It is required that all of the data be written out exactly.

• **Input**
════════════════

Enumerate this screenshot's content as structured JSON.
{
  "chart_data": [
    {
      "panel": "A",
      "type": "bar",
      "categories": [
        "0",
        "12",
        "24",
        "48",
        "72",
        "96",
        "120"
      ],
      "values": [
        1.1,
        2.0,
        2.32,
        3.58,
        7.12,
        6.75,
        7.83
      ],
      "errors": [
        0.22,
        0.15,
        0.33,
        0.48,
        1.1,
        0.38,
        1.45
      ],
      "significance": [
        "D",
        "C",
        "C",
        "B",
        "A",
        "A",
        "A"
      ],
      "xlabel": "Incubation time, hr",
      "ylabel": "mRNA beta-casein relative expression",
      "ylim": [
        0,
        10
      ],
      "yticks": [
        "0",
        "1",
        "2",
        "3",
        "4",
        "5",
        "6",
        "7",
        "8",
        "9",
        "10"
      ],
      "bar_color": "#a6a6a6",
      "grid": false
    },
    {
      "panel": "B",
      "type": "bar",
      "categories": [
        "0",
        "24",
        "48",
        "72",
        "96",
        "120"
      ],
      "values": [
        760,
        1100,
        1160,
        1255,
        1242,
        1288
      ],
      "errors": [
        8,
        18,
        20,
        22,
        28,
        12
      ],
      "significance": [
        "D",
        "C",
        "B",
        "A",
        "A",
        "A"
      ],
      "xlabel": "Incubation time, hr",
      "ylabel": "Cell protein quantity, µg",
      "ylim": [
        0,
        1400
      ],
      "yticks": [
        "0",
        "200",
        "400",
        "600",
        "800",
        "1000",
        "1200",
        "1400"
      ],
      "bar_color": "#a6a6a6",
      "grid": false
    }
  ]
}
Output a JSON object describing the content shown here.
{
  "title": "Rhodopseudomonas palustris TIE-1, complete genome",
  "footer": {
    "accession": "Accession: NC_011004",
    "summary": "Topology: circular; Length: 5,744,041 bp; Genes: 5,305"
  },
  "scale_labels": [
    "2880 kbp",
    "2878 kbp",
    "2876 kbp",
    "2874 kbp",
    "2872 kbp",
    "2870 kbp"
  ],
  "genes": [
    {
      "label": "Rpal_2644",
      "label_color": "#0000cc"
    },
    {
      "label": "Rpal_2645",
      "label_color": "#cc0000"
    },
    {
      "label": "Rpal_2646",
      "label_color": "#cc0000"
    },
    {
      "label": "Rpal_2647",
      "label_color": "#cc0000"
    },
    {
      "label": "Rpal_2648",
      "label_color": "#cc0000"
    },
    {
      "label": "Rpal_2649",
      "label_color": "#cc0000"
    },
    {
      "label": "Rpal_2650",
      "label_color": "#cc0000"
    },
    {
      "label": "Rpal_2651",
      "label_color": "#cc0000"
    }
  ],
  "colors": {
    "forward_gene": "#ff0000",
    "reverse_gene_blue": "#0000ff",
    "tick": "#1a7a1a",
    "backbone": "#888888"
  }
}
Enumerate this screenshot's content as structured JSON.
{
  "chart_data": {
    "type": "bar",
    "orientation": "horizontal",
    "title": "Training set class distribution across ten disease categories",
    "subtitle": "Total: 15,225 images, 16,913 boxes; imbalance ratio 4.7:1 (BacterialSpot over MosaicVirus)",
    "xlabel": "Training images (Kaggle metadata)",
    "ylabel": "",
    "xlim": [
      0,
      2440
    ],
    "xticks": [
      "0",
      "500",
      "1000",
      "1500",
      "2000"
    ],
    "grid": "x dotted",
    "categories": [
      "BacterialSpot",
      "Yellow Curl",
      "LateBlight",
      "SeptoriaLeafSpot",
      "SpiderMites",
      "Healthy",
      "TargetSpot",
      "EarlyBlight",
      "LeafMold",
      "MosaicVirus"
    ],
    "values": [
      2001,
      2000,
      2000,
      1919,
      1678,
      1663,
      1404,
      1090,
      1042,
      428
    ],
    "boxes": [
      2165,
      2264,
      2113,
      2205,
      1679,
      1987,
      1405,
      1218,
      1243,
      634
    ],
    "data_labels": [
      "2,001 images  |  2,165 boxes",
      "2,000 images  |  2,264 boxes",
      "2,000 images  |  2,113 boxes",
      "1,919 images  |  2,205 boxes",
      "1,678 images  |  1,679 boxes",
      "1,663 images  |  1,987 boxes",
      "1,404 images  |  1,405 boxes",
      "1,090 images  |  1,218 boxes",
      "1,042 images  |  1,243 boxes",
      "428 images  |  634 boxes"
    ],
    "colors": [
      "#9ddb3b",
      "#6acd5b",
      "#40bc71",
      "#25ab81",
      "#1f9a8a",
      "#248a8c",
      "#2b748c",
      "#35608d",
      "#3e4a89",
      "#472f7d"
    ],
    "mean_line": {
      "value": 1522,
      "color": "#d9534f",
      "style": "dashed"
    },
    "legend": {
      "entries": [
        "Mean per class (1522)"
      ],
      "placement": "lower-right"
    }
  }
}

════════════════

• **Solved problem**
Enumerate this screenshot's content as structured JSON.
{
  "chart_data": [
    {
      "panel": "A",
      "type": "bar",
      "categories": [
        "0",
        "12",
        "24",
        "48",
        "72",
        "96",
        "120"
      ],
      "values": [
        1.1,
        2.0,
        2.32,
        3.58,
        7.12,
        6.75,
        7.83
      ],
      "errors": [
        0.22,
        0.15,
        0.33,
        0.48,
        1.1,
        0.38,
        1.45
      ],
      "significance": [
        "D",
        "C",
        "C",
        "B",
        "A",
        "A",
        "A"
      ],
      "xlabel": "Incubation time, hr",
      "ylabel": "mRNA beta-casein relative expression",
      "ylim": [
        0,
        10
      ],
      "yticks": [
        "0",
        "1",
        "2",
        "3",
        "4",
        "5",
        "6",
        "7",
        "8",
        "9",
        "10"
      ],
      "bar_color": "#a6a6a6",
      "grid": false
    },
    {
      "panel": "B",
      "type": "bar",
      "categories": [
        "0",
        "24",
        "48",
        "72",
        "96",
        "120"
      ],
      "values": [
        760,
        1100,
        1160,
        1255,
        1242,
        1288
      ],
      "errors": [
        8,
        18,
        20,
        22,
        28,
        12
      ],
      "significance": [
        "D",
        "C",
        "B",
        "A",
        "A",
        "A"
      ],
      "xlabel": "Incubation time, hr",
      "ylabel": "Cell protein quantity, µg",
      "ylim": [
        0,
        1400
      ],
      "yticks": [
        "0",
        "200",
        "400",
        "600",
        "800",
        "1000",
        "1200",
        "1400"
      ],
      "bar_color": "#a6a6a6",
      "grid": false
    }
  ]
}
Output a JSON object describing the content shown here.
{
  "title": "Rhodopseudomonas palustris TIE-1, complete genome",
  "footer": {
    "accession": "Accession: NC_011004",
    "summary": "Topology: circular; Length: 5,744,041 bp; Genes: 5,305"
  },
  "scale_labels": [
    "2880 kbp",
    "2878 kbp",
    "2876 kbp",
    "2874 kbp",
    "2872 kbp",
    "2870 kbp"
  ],
  "genes": [
    {
      "label": "Rpal_2644",
      "label_color": "#0000cc"
    },
    {
      "label": "Rpal_2645",
      "label_color": "#cc0000"
    },
    {
      "label": "Rpal_2646",
      "label_color": "#cc0000"
    },
    {
      "label": "Rpal_2647",
      "label_color": "#cc0000"
    },
    {
      "label": "Rpal_2648",
      "label_color": "#cc0000"
    },
    {
      "label": "Rpal_2649",
      "label_color": "#cc0000"
    },
    {
      "label": "Rpal_2650",
      "label_color": "#cc0000"
    },
    {
      "label": "Rpal_2651",
      "label_color": "#cc0000"
    }
  ],
  "colors": {
    "forward_gene": "#ff0000",
    "reverse_gene_blue": "#0000ff",
    "tick": "#1a7a1a",
    "backbone": "#888888"
  }
}
Enumerate this screenshot's content as structured JSON.
{
  "chart_data": {
    "type": "bar",
    "orientation": "horizontal",
    "title": "Training set class distribution across ten disease categories",
    "subtitle": "Total: 15,225 images, 16,913 boxes; imbalance ratio 4.7:1 (BacterialSpot over MosaicVirus)",
    "xlabel": "Training images (Kaggle metadata)",
    "ylabel": "",
    "xlim": [
      0,
      2440
    ],
    "xticks": [
      "0",
      "500",
      "1000",
      "1500",
      "2000"
    ],
    "grid": "x dotted",
    "categories": [
      "BacterialSpot",
      "Yellow Curl",
      "LateBlight",
      "SeptoriaLeafSpot",
      "SpiderMites",
      "Healthy",
      "TargetSpot",
      "EarlyBlight",
      "LeafMold",
      "MosaicVirus"
    ],
    "values": [
      2001,
      2000,
      2000,
      1919,
      1678,
      1663,
      1404,
      1090,
      1042,
      428
    ],
    "boxes": [
      2165,
      2264,
      2113,
      2205,
      1679,
      1987,
      1405,
      1218,
      1243,
      634
    ],
    "data_labels": [
      "2,001 images  |  2,165 boxes",
      "2,000 images  |  2,264 boxes",
      "2,000 images  |  2,113 boxes",
      "1,919 images  |  2,205 boxes",
      "1,678 images  |  1,679 boxes",
      "1,663 images  |  1,987 boxes",
      "1,404 images  |  1,405 boxes",
      "1,090 images  |  1,218 boxes",
      "1,042 images  |  1,243 boxes",
      "428 images  |  634 boxes"
    ],
    "colors": [
      "#9ddb3b",
      "#6acd5b",
      "#40bc71",
      "#25ab81",
      "#1f9a8a",
      "#248a8c",
      "#2b748c",
      "#35608d",
      "#3e4a89",
      "#472f7d"
    ],
    "mean_line": {
      "value": 1522,
      "color": "#d9534f",
      "style": "dashed"
    },
    "legend": {
      "entries": [
        "Mean per class (1522)"
      ],
      "placement": "lower-right"
    }
  }
}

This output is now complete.